DATA FOR PROCESSING |

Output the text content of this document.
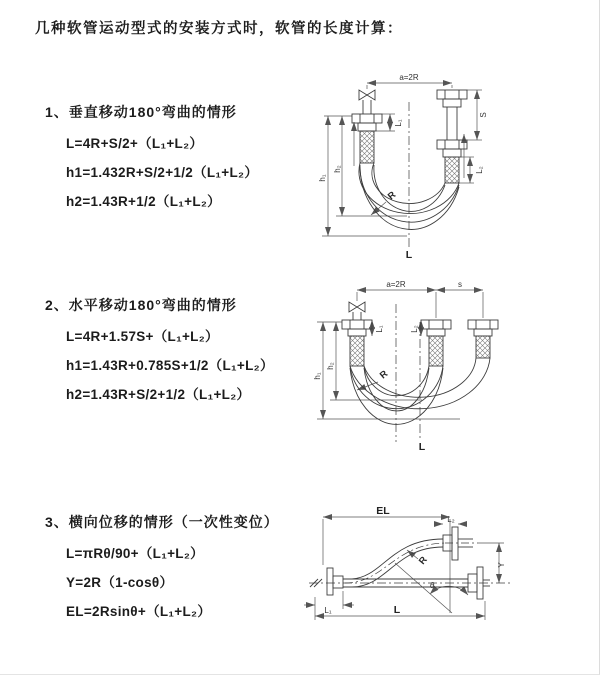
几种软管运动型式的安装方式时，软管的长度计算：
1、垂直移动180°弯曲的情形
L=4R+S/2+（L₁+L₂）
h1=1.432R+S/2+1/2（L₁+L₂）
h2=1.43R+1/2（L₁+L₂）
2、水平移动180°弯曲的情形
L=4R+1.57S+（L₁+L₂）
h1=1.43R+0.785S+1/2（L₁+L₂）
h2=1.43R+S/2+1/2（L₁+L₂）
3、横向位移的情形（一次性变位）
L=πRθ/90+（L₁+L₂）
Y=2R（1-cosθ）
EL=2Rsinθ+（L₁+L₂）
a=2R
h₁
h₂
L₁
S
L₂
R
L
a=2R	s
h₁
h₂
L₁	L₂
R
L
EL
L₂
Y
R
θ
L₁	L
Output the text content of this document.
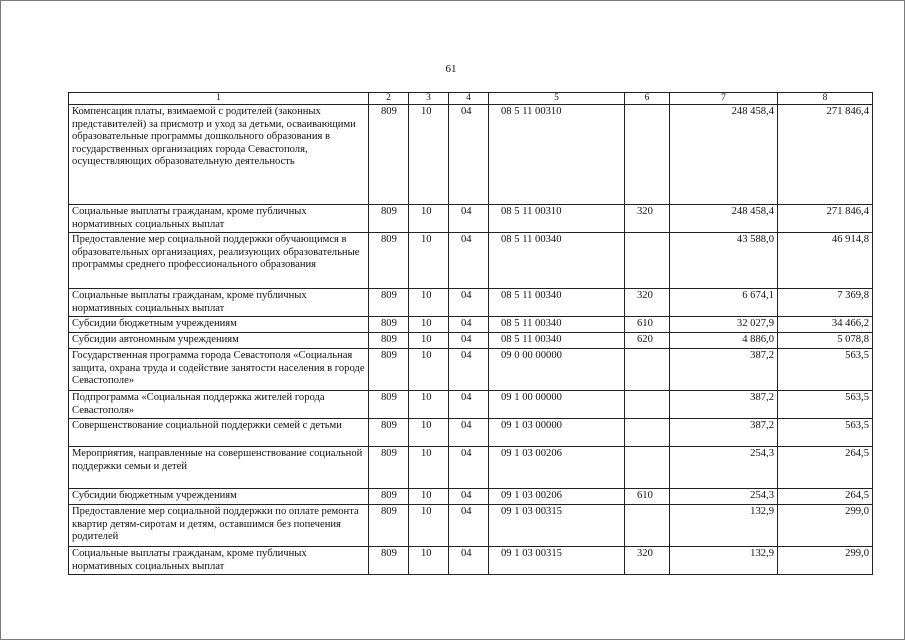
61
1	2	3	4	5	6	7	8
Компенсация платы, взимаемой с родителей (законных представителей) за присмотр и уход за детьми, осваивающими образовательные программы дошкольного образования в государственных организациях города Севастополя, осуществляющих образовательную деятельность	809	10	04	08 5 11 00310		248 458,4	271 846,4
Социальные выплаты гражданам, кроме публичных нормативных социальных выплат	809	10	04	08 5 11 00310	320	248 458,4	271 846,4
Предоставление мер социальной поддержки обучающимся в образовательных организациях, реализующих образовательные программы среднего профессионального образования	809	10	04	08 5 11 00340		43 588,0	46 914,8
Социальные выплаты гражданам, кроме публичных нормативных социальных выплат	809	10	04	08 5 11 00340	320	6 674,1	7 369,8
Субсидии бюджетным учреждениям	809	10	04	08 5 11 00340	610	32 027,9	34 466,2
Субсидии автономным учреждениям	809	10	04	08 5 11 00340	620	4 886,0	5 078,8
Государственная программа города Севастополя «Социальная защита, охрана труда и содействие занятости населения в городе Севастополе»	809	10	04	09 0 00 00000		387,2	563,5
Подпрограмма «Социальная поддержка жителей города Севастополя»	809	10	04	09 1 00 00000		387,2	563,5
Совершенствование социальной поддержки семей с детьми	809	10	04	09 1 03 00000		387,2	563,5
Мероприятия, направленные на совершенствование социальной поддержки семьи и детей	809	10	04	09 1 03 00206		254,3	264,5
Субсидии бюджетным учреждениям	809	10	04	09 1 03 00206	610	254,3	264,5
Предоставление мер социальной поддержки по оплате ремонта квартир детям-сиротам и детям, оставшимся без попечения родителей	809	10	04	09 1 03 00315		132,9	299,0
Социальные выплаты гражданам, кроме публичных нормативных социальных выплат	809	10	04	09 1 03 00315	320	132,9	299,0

WHAT TO WORK ON | Retype every entry verbatim and exclude the pictures from the copy.

ANSWER FOR THE TASK |
Output the text content of this document.
几种软管运动型式的安装方式时，软管的长度计算：
1、垂直移动180°弯曲的情形
L=4R+S/2+（L₁+L₂）
h1=1.432R+S/2+1/2（L₁+L₂）
h2=1.43R+1/2（L₁+L₂）
2、水平移动180°弯曲的情形
L=4R+1.57S+（L₁+L₂）
h1=1.43R+0.785S+1/2（L₁+L₂）
h2=1.43R+S/2+1/2（L₁+L₂）
3、横向位移的情形（一次性变位）
L=πRθ/90+（L₁+L₂）
Y=2R（1-cosθ）
EL=2Rsinθ+（L₁+L₂）
a=2R
h₁
h₂
L₁
S
L₂
R
L
a=2R	s
h₁
h₂
L₁	L₂
R
L
EL
L₂
Y
R
θ
L₁	L
Output the text content of this document.
61
1	2	3	4	5	6	7	8
Компенсация платы, взимаемой с родителей (законных представителей) за присмотр и уход за детьми, осваивающими образовательные программы дошкольного образования в государственных организациях города Севастополя, осуществляющих образовательную деятельность	809	10	04	08 5 11 00310		248 458,4	271 846,4
Социальные выплаты гражданам, кроме публичных нормативных социальных выплат	809	10	04	08 5 11 00310	320	248 458,4	271 846,4
Предоставление мер социальной поддержки обучающимся в образовательных организациях, реализующих образовательные программы среднего профессионального образования	809	10	04	08 5 11 00340		43 588,0	46 914,8
Социальные выплаты гражданам, кроме публичных нормативных социальных выплат	809	10	04	08 5 11 00340	320	6 674,1	7 369,8
Субсидии бюджетным учреждениям	809	10	04	08 5 11 00340	610	32 027,9	34 466,2
Субсидии автономным учреждениям	809	10	04	08 5 11 00340	620	4 886,0	5 078,8
Государственная программа города Севастополя «Социальная защита, охрана труда и содействие занятости населения в городе Севастополе»	809	10	04	09 0 00 00000		387,2	563,5
Подпрограмма «Социальная поддержка жителей города Севастополя»	809	10	04	09 1 00 00000		387,2	563,5
Совершенствование социальной поддержки семей с детьми	809	10	04	09 1 03 00000		387,2	563,5
Мероприятия, направленные на совершенствование социальной поддержки семьи и детей	809	10	04	09 1 03 00206		254,3	264,5
Субсидии бюджетным учреждениям	809	10	04	09 1 03 00206	610	254,3	264,5
Предоставление мер социальной поддержки по оплате ремонта квартир детям-сиротам и детям, оставшимся без попечения родителей	809	10	04	09 1 03 00315		132,9	299,0
Социальные выплаты гражданам, кроме публичных нормативных социальных выплат	809	10	04	09 1 03 00315	320	132,9	299,0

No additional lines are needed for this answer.